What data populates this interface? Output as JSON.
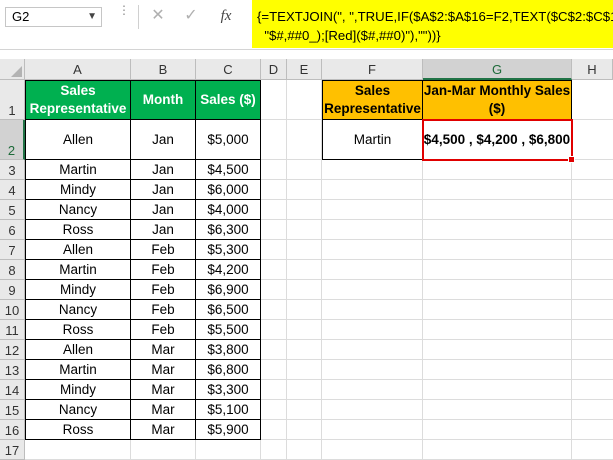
{
  "formula_bar": {
    "name_box": "G2",
    "cancel_icon": "✕",
    "enter_icon": "✓",
    "fx_label": "fx",
    "formula_line1": "{=TEXTJOIN(\", \",TRUE,IF($A$2:$A$16=F2,TEXT($C$2:$C$16,",
    "formula_line2": "  \"$#,##0_);[Red]($#,##0)\"),\"\"))}",
    "formula_highlight": "#ffff00"
  },
  "columns": [
    "A",
    "B",
    "C",
    "D",
    "E",
    "F",
    "G",
    "H"
  ],
  "selected_column": "G",
  "row_numbers": [
    "1",
    "2",
    "3",
    "4",
    "5",
    "6",
    "7",
    "8",
    "9",
    "10",
    "11",
    "12",
    "13",
    "14",
    "15",
    "16",
    "17"
  ],
  "selected_row": "2",
  "table": {
    "headers": [
      "Sales Representative",
      "Month",
      "Sales ($)"
    ],
    "header_color": "#00b050",
    "rows": [
      [
        "Allen",
        "Jan",
        "$5,000"
      ],
      [
        "Martin",
        "Jan",
        "$4,500"
      ],
      [
        "Mindy",
        "Jan",
        "$6,000"
      ],
      [
        "Nancy",
        "Jan",
        "$4,000"
      ],
      [
        "Ross",
        "Jan",
        "$6,300"
      ],
      [
        "Allen",
        "Feb",
        "$5,300"
      ],
      [
        "Martin",
        "Feb",
        "$4,200"
      ],
      [
        "Mindy",
        "Feb",
        "$6,900"
      ],
      [
        "Nancy",
        "Feb",
        "$6,500"
      ],
      [
        "Ross",
        "Feb",
        "$5,500"
      ],
      [
        "Allen",
        "Mar",
        "$3,800"
      ],
      [
        "Martin",
        "Mar",
        "$6,800"
      ],
      [
        "Mindy",
        "Mar",
        "$3,300"
      ],
      [
        "Nancy",
        "Mar",
        "$5,100"
      ],
      [
        "Ross",
        "Mar",
        "$5,900"
      ]
    ]
  },
  "lookup": {
    "header_rep": "Sales Representative",
    "header_sales": "Jan-Mar Monthly Sales ($)",
    "header_color": "#ffc000",
    "rep": "Martin",
    "result": "$4,500 , $4,200 , $6,800",
    "selection_color": "#e00000"
  }
}
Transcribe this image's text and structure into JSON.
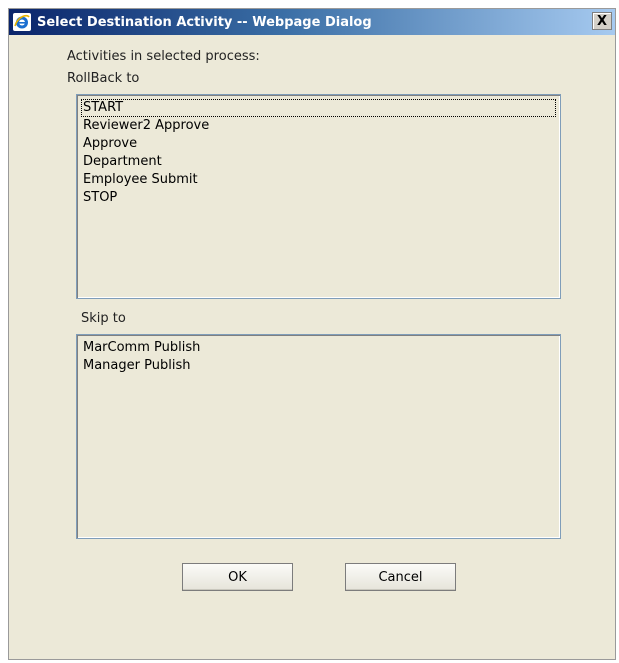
{
  "window": {
    "title": "Select Destination Activity -- Webpage Dialog",
    "close_glyph": "X"
  },
  "header": {
    "activities_label": "Activities in selected process:"
  },
  "rollback": {
    "label": "RollBack to",
    "items": [
      "START",
      "Reviewer2 Approve",
      "Approve",
      "Department",
      "Employee Submit",
      "STOP"
    ],
    "selected_index": 0
  },
  "skip": {
    "label": "Skip to",
    "items": [
      "MarComm Publish",
      "Manager Publish"
    ]
  },
  "buttons": {
    "ok_label": "OK",
    "cancel_label": "Cancel"
  },
  "icons": {
    "app": "internet-explorer-icon",
    "close": "close-icon"
  },
  "colors": {
    "titlebar_start": "#0a246a",
    "titlebar_end": "#a6caf0",
    "dialog_bg": "#ece9d8",
    "listbox_border": "#7f9db9"
  }
}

------------

> **Problem requirements**:
Pictures are not part of the copy. Extract exactly the lines from the line containing "Transcribe this image's" through the final line of the entries above, both included.

> **Exercise response**:
Transcribe this image's text and structure into JSON.
{
  "window": {
    "title": "Select Destination Activity -- Webpage Dialog",
    "close_glyph": "X"
  },
  "header": {
    "activities_label": "Activities in selected process:"
  },
  "rollback": {
    "label": "RollBack to",
    "items": [
      "START",
      "Reviewer2 Approve",
      "Approve",
      "Department",
      "Employee Submit",
      "STOP"
    ],
    "selected_index": 0
  },
  "skip": {
    "label": "Skip to",
    "items": [
      "MarComm Publish",
      "Manager Publish"
    ]
  },
  "buttons": {
    "ok_label": "OK",
    "cancel_label": "Cancel"
  },
  "icons": {
    "app": "internet-explorer-icon",
    "close": "close-icon"
  },
  "colors": {
    "titlebar_start": "#0a246a",
    "titlebar_end": "#a6caf0",
    "dialog_bg": "#ece9d8",
    "listbox_border": "#7f9db9"
  }
}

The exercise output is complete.